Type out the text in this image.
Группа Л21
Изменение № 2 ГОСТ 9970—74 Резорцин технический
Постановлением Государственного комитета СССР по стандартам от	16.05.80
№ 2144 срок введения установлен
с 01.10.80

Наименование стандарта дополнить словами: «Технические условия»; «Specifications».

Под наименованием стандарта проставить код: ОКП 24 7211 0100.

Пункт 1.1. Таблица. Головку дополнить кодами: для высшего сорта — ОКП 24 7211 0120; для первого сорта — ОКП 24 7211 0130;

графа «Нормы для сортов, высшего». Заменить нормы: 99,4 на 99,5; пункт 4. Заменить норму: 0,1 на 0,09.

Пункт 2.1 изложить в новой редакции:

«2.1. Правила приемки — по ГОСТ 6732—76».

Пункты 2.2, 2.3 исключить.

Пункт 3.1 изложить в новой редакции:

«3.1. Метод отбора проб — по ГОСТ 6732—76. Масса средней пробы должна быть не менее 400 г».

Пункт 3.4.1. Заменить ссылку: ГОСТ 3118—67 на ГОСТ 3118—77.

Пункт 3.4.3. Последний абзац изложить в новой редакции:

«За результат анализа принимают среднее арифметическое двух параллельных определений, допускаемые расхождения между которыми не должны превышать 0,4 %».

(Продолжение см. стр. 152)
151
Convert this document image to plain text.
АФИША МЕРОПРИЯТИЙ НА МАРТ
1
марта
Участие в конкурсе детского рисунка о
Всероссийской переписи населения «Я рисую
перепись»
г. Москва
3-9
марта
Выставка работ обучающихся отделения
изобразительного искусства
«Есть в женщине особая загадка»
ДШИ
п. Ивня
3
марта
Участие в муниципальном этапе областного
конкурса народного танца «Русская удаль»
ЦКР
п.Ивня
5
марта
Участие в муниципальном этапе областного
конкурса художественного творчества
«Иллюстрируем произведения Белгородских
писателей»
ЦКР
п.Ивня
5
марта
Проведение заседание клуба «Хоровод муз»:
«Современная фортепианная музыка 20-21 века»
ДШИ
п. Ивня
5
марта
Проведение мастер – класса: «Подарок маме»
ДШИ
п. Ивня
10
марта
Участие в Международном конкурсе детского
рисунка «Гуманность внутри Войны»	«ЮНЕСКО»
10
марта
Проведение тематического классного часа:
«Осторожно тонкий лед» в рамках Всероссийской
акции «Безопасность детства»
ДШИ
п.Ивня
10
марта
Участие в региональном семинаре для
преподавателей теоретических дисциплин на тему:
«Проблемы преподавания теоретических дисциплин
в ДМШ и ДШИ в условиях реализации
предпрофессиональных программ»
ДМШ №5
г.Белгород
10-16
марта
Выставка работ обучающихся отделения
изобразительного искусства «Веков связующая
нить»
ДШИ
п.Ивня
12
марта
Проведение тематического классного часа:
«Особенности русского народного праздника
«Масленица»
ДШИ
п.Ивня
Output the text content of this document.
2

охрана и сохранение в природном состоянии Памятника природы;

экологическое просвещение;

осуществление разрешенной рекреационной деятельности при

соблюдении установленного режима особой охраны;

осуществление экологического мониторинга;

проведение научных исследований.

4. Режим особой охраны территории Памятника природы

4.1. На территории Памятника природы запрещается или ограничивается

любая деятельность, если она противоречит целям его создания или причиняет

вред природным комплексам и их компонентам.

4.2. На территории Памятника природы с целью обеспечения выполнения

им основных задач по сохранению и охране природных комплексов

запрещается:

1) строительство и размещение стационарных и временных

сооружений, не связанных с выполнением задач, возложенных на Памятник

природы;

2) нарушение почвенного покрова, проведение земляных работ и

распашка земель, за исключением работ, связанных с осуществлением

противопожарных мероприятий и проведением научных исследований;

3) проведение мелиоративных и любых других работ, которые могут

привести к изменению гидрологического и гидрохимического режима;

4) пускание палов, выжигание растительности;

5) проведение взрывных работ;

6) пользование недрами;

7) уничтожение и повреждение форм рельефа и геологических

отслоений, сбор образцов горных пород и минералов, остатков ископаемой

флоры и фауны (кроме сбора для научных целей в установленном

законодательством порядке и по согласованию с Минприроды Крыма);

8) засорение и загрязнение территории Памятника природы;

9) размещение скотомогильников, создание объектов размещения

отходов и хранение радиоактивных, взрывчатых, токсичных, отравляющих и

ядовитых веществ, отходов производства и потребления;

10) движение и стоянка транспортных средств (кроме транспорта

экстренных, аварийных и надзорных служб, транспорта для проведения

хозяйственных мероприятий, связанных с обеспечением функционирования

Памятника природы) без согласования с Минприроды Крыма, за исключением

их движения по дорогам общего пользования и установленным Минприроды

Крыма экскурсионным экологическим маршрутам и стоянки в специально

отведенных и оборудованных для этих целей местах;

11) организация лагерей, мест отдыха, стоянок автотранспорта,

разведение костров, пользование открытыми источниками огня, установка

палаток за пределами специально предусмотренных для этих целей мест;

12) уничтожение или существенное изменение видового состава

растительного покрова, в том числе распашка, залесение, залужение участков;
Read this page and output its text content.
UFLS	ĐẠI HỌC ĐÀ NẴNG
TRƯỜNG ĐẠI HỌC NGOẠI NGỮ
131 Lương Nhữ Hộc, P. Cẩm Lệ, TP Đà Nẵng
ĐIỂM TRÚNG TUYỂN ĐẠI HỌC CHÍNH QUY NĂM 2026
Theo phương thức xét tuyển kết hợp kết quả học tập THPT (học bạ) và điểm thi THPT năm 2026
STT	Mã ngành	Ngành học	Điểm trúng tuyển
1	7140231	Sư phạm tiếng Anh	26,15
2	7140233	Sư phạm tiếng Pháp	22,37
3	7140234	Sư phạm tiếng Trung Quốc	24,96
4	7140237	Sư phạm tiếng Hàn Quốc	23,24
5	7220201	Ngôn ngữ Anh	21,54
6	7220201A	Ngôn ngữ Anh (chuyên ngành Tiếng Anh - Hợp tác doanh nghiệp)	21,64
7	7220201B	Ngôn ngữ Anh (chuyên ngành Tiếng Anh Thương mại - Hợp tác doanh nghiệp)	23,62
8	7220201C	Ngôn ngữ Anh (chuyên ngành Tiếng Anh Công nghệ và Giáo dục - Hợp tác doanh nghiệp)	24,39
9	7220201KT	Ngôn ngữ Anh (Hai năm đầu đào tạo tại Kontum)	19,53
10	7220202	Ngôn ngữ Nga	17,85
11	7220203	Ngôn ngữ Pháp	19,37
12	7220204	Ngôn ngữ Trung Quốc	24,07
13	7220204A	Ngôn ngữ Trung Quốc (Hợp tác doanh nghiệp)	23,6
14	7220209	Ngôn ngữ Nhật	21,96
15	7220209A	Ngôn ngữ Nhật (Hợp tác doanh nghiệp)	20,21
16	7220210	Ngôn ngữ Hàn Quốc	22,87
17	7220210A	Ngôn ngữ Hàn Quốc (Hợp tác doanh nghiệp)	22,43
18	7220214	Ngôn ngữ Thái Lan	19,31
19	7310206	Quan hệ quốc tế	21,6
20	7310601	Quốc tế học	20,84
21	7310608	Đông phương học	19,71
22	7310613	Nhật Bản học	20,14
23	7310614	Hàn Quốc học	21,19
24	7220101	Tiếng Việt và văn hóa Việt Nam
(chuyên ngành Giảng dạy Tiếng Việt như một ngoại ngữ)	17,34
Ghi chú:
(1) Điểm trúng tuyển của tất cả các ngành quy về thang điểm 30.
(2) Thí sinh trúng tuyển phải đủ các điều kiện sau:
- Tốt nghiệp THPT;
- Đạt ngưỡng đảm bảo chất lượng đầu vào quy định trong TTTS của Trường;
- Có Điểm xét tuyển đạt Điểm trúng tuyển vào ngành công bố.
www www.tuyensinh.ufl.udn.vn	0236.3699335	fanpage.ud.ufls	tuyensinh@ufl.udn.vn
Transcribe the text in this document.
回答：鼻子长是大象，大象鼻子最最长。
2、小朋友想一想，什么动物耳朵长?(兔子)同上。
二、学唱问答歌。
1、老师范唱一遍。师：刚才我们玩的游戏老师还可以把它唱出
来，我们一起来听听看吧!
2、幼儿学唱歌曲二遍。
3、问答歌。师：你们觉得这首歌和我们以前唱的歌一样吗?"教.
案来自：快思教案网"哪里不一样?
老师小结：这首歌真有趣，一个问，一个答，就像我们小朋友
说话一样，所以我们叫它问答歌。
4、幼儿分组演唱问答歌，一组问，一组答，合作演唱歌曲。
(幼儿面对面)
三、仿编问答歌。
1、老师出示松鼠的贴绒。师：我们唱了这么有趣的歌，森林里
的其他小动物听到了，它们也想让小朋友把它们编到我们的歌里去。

> _Your objective_:
Every line from the one containing "Transcribe the text in this document." through the last line must be copied exactly; leave out the rest.

> _Exercise result_:
Transcribe the text in this document.
回答：鼻子长是大象，大象鼻子最最长。
2、小朋友想一想，什么动物耳朵长?(兔子)同上。
二、学唱问答歌。
1、老师范唱一遍。师：刚才我们玩的游戏老师还可以把它唱出
来，我们一起来听听看吧!
2、幼儿学唱歌曲二遍。
3、问答歌。师：你们觉得这首歌和我们以前唱的歌一样吗?"教.
案来自：快思教案网"哪里不一样?
老师小结：这首歌真有趣，一个问，一个答，就像我们小朋友
说话一样，所以我们叫它问答歌。
4、幼儿分组演唱问答歌，一组问，一组答，合作演唱歌曲。
(幼儿面对面)
三、仿编问答歌。
1、老师出示松鼠的贴绒。师：我们唱了这么有趣的歌，森林里
的其他小动物听到了，它们也想让小朋友把它们编到我们的歌里去。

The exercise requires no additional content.